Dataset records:

((

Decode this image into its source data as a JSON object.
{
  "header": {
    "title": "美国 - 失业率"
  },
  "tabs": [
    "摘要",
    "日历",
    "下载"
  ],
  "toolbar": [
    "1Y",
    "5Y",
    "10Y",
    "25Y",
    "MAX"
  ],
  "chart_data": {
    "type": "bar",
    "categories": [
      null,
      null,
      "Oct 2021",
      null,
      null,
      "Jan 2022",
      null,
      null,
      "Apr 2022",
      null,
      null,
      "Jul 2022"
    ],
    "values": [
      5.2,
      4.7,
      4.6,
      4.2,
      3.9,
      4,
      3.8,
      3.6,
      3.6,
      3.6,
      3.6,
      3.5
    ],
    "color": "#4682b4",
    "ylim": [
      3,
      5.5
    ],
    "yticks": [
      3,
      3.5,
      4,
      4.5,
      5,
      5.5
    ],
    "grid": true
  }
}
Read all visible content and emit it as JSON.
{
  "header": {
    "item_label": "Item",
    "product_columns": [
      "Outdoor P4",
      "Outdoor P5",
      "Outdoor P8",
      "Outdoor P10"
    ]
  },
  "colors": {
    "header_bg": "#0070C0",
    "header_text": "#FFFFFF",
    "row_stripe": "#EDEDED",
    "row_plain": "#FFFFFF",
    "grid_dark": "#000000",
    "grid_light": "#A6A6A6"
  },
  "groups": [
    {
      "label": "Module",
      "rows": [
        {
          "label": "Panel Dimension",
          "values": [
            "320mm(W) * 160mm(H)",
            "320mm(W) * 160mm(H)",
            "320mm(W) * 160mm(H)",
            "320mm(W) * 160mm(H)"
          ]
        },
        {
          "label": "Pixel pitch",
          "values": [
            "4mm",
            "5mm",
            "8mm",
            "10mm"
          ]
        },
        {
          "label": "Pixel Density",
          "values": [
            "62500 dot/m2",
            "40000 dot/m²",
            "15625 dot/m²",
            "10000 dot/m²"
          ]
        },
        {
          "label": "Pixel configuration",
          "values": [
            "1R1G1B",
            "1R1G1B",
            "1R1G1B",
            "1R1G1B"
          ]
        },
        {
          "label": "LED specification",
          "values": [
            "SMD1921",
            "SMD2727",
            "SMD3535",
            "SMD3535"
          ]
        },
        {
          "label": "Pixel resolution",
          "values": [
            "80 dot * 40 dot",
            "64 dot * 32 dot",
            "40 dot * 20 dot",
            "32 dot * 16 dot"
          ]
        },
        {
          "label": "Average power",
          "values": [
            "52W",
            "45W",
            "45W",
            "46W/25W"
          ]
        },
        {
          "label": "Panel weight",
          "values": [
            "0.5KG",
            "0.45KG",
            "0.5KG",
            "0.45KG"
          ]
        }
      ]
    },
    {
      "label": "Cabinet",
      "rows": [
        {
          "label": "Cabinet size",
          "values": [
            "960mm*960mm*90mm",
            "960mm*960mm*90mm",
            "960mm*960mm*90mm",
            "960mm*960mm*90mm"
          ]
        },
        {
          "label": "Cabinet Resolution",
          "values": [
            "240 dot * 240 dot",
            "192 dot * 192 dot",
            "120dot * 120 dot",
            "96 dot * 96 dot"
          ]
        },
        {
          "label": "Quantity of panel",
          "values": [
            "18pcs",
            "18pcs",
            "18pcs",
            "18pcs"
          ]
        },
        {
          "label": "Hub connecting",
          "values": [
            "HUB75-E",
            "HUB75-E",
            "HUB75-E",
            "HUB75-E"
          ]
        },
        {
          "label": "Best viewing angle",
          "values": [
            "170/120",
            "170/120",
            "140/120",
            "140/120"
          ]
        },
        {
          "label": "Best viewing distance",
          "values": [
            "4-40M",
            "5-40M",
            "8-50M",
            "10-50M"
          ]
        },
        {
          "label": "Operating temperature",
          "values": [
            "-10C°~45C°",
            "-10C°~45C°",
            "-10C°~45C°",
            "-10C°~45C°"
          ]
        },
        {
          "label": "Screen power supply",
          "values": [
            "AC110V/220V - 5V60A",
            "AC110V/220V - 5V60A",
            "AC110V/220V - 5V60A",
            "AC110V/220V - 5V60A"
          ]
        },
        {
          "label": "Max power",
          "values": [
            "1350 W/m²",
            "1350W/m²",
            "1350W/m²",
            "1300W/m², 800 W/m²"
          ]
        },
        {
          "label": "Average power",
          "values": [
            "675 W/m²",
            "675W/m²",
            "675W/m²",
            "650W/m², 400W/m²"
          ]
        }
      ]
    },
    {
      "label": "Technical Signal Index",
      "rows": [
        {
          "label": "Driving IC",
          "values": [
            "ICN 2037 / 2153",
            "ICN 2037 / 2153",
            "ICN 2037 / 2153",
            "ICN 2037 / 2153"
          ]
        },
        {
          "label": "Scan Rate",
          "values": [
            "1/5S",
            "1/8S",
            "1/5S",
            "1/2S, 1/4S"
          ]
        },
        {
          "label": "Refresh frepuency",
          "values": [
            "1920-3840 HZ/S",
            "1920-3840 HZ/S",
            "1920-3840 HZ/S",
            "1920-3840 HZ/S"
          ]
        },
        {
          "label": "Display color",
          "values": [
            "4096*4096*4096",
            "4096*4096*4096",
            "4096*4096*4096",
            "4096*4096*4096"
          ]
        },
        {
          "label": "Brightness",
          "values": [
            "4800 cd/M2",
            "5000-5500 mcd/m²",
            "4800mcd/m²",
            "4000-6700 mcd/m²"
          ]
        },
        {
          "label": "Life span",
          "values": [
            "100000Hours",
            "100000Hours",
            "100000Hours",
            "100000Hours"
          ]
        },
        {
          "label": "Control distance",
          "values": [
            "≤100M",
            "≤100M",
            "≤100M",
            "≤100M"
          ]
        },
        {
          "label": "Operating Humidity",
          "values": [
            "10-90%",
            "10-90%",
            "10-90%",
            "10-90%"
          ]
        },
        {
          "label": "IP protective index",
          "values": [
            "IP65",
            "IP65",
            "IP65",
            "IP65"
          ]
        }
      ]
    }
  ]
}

))

Written request - Reproduce all the records precisely.

Expected answer -
Decode this image into its source data as a JSON object.
{
  "header": {
    "title": "美国 - 失业率"
  },
  "tabs": [
    "摘要",
    "日历",
    "下载"
  ],
  "toolbar": [
    "1Y",
    "5Y",
    "10Y",
    "25Y",
    "MAX"
  ],
  "chart_data": {
    "type": "bar",
    "categories": [
      null,
      null,
      "Oct 2021",
      null,
      null,
      "Jan 2022",
      null,
      null,
      "Apr 2022",
      null,
      null,
      "Jul 2022"
    ],
    "values": [
      5.2,
      4.7,
      4.6,
      4.2,
      3.9,
      4,
      3.8,
      3.6,
      3.6,
      3.6,
      3.6,
      3.5
    ],
    "color": "#4682b4",
    "ylim": [
      3,
      5.5
    ],
    "yticks": [
      3,
      3.5,
      4,
      4.5,
      5,
      5.5
    ],
    "grid": true
  }
}
Read all visible content and emit it as JSON.
{
  "header": {
    "item_label": "Item",
    "product_columns": [
      "Outdoor P4",
      "Outdoor P5",
      "Outdoor P8",
      "Outdoor P10"
    ]
  },
  "colors": {
    "header_bg": "#0070C0",
    "header_text": "#FFFFFF",
    "row_stripe": "#EDEDED",
    "row_plain": "#FFFFFF",
    "grid_dark": "#000000",
    "grid_light": "#A6A6A6"
  },
  "groups": [
    {
      "label": "Module",
      "rows": [
        {
          "label": "Panel Dimension",
          "values": [
            "320mm(W) * 160mm(H)",
            "320mm(W) * 160mm(H)",
            "320mm(W) * 160mm(H)",
            "320mm(W) * 160mm(H)"
          ]
        },
        {
          "label": "Pixel pitch",
          "values": [
            "4mm",
            "5mm",
            "8mm",
            "10mm"
          ]
        },
        {
          "label": "Pixel Density",
          "values": [
            "62500 dot/m2",
            "40000 dot/m²",
            "15625 dot/m²",
            "10000 dot/m²"
          ]
        },
        {
          "label": "Pixel configuration",
          "values": [
            "1R1G1B",
            "1R1G1B",
            "1R1G1B",
            "1R1G1B"
          ]
        },
        {
          "label": "LED specification",
          "values": [
            "SMD1921",
            "SMD2727",
            "SMD3535",
            "SMD3535"
          ]
        },
        {
          "label": "Pixel resolution",
          "values": [
            "80 dot * 40 dot",
            "64 dot * 32 dot",
            "40 dot * 20 dot",
            "32 dot * 16 dot"
          ]
        },
        {
          "label": "Average power",
          "values": [
            "52W",
            "45W",
            "45W",
            "46W/25W"
          ]
        },
        {
          "label": "Panel weight",
          "values": [
            "0.5KG",
            "0.45KG",
            "0.5KG",
            "0.45KG"
          ]
        }
      ]
    },
    {
      "label": "Cabinet",
      "rows": [
        {
          "label": "Cabinet size",
          "values": [
            "960mm*960mm*90mm",
            "960mm*960mm*90mm",
            "960mm*960mm*90mm",
            "960mm*960mm*90mm"
          ]
        },
        {
          "label": "Cabinet Resolution",
          "values": [
            "240 dot * 240 dot",
            "192 dot * 192 dot",
            "120dot * 120 dot",
            "96 dot * 96 dot"
          ]
        },
        {
          "label": "Quantity of panel",
          "values": [
            "18pcs",
            "18pcs",
            "18pcs",
            "18pcs"
          ]
        },
        {
          "label": "Hub connecting",
          "values": [
            "HUB75-E",
            "HUB75-E",
            "HUB75-E",
            "HUB75-E"
          ]
        },
        {
          "label": "Best viewing angle",
          "values": [
            "170/120",
            "170/120",
            "140/120",
            "140/120"
          ]
        },
        {
          "label": "Best viewing distance",
          "values": [
            "4-40M",
            "5-40M",
            "8-50M",
            "10-50M"
          ]
        },
        {
          "label": "Operating temperature",
          "values": [
            "-10C°~45C°",
            "-10C°~45C°",
            "-10C°~45C°",
            "-10C°~45C°"
          ]
        },
        {
          "label": "Screen power supply",
          "values": [
            "AC110V/220V - 5V60A",
            "AC110V/220V - 5V60A",
            "AC110V/220V - 5V60A",
            "AC110V/220V - 5V60A"
          ]
        },
        {
          "label": "Max power",
          "values": [
            "1350 W/m²",
            "1350W/m²",
            "1350W/m²",
            "1300W/m², 800 W/m²"
          ]
        },
        {
          "label": "Average power",
          "values": [
            "675 W/m²",
            "675W/m²",
            "675W/m²",
            "650W/m², 400W/m²"
          ]
        }
      ]
    },
    {
      "label": "Technical Signal Index",
      "rows": [
        {
          "label": "Driving IC",
          "values": [
            "ICN 2037 / 2153",
            "ICN 2037 / 2153",
            "ICN 2037 / 2153",
            "ICN 2037 / 2153"
          ]
        },
        {
          "label": "Scan Rate",
          "values": [
            "1/5S",
            "1/8S",
            "1/5S",
            "1/2S, 1/4S"
          ]
        },
        {
          "label": "Refresh frepuency",
          "values": [
            "1920-3840 HZ/S",
            "1920-3840 HZ/S",
            "1920-3840 HZ/S",
            "1920-3840 HZ/S"
          ]
        },
        {
          "label": "Display color",
          "values": [
            "4096*4096*4096",
            "4096*4096*4096",
            "4096*4096*4096",
            "4096*4096*4096"
          ]
        },
        {
          "label": "Brightness",
          "values": [
            "4800 cd/M2",
            "5000-5500 mcd/m²",
            "4800mcd/m²",
            "4000-6700 mcd/m²"
          ]
        },
        {
          "label": "Life span",
          "values": [
            "100000Hours",
            "100000Hours",
            "100000Hours",
            "100000Hours"
          ]
        },
        {
          "label": "Control distance",
          "values": [
            "≤100M",
            "≤100M",
            "≤100M",
            "≤100M"
          ]
        },
        {
          "label": "Operating Humidity",
          "values": [
            "10-90%",
            "10-90%",
            "10-90%",
            "10-90%"
          ]
        },
        {
          "label": "IP protective index",
          "values": [
            "IP65",
            "IP65",
            "IP65",
            "IP65"
          ]
        }
      ]
    }
  ]
}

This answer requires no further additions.